_Work to complete_.
Transcribe the listing that follows in full, omitting pictures.
====== Records supplied
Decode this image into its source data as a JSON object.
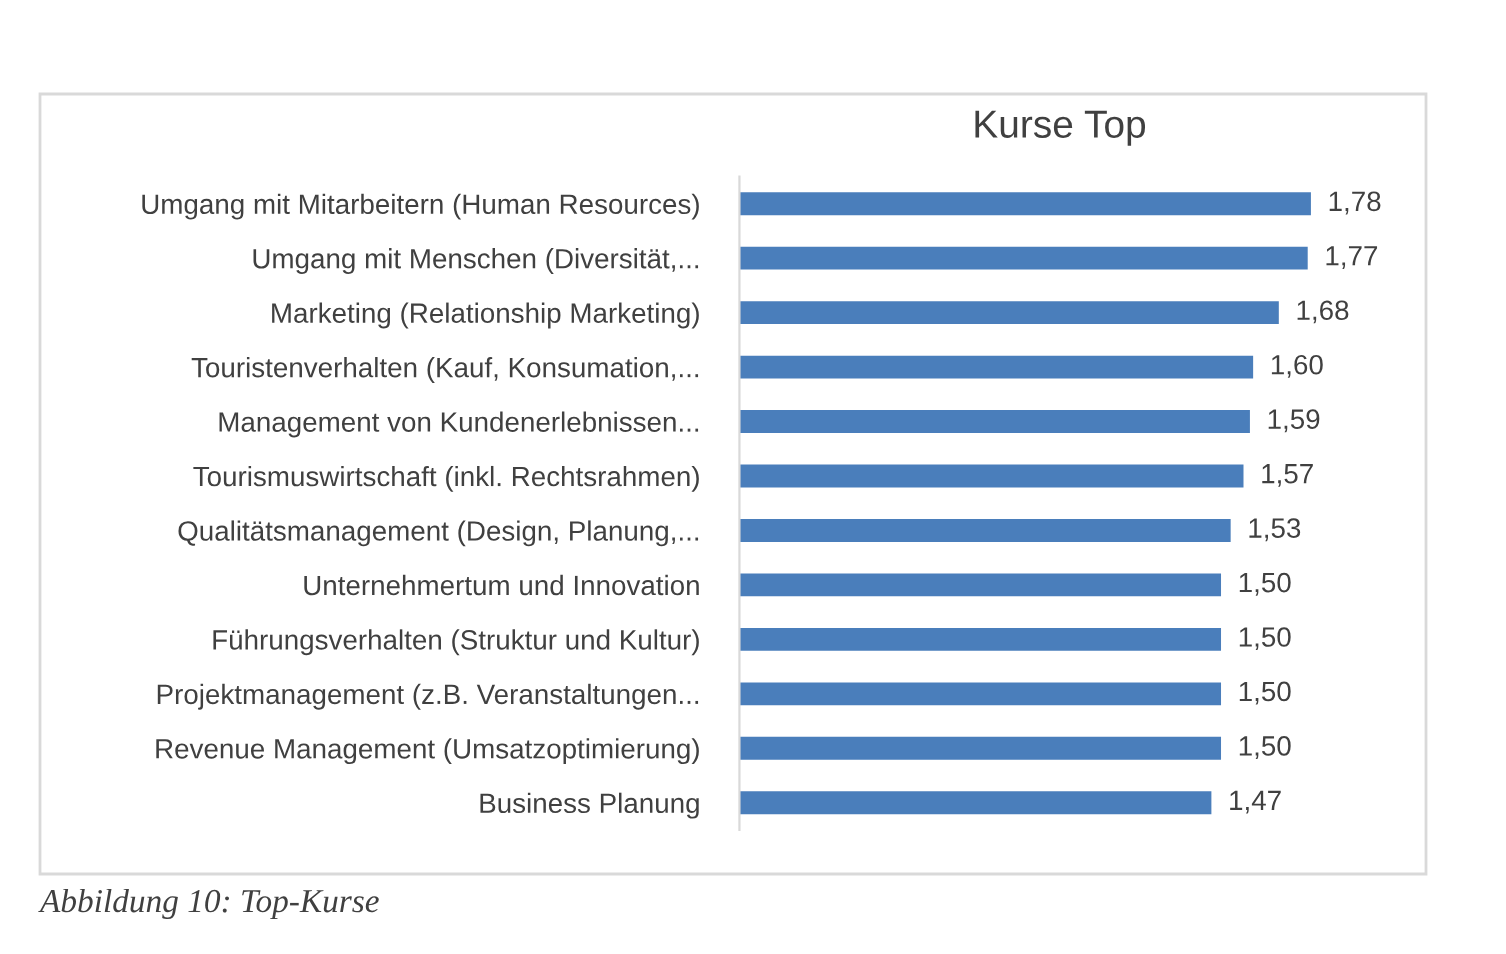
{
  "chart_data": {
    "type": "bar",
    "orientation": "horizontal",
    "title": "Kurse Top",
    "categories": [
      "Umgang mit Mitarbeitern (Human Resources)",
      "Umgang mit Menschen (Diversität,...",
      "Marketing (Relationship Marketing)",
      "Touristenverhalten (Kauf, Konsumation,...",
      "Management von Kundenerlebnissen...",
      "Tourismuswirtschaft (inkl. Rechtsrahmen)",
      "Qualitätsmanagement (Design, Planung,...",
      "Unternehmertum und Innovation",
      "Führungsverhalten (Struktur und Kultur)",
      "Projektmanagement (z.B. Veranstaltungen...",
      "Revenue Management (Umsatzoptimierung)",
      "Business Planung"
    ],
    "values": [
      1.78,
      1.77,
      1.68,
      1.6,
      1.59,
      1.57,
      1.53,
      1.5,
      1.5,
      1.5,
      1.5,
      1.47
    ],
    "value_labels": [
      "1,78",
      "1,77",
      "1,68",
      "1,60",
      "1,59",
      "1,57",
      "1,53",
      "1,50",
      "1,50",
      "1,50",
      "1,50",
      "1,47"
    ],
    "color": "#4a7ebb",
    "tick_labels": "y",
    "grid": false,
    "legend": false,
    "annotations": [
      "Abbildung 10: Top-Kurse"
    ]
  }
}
============
_Final answer_.
Decode this image into its source data as a JSON object.
{
  "chart_data": {
    "type": "bar",
    "orientation": "horizontal",
    "title": "Kurse Top",
    "categories": [
      "Umgang mit Mitarbeitern (Human Resources)",
      "Umgang mit Menschen (Diversität,...",
      "Marketing (Relationship Marketing)",
      "Touristenverhalten (Kauf, Konsumation,...",
      "Management von Kundenerlebnissen...",
      "Tourismuswirtschaft (inkl. Rechtsrahmen)",
      "Qualitätsmanagement (Design, Planung,...",
      "Unternehmertum und Innovation",
      "Führungsverhalten (Struktur und Kultur)",
      "Projektmanagement (z.B. Veranstaltungen...",
      "Revenue Management (Umsatzoptimierung)",
      "Business Planung"
    ],
    "values": [
      1.78,
      1.77,
      1.68,
      1.6,
      1.59,
      1.57,
      1.53,
      1.5,
      1.5,
      1.5,
      1.5,
      1.47
    ],
    "value_labels": [
      "1,78",
      "1,77",
      "1,68",
      "1,60",
      "1,59",
      "1,57",
      "1,53",
      "1,50",
      "1,50",
      "1,50",
      "1,50",
      "1,47"
    ],
    "color": "#4a7ebb",
    "tick_labels": "y",
    "grid": false,
    "legend": false,
    "annotations": [
      "Abbildung 10: Top-Kurse"
    ]
  }
}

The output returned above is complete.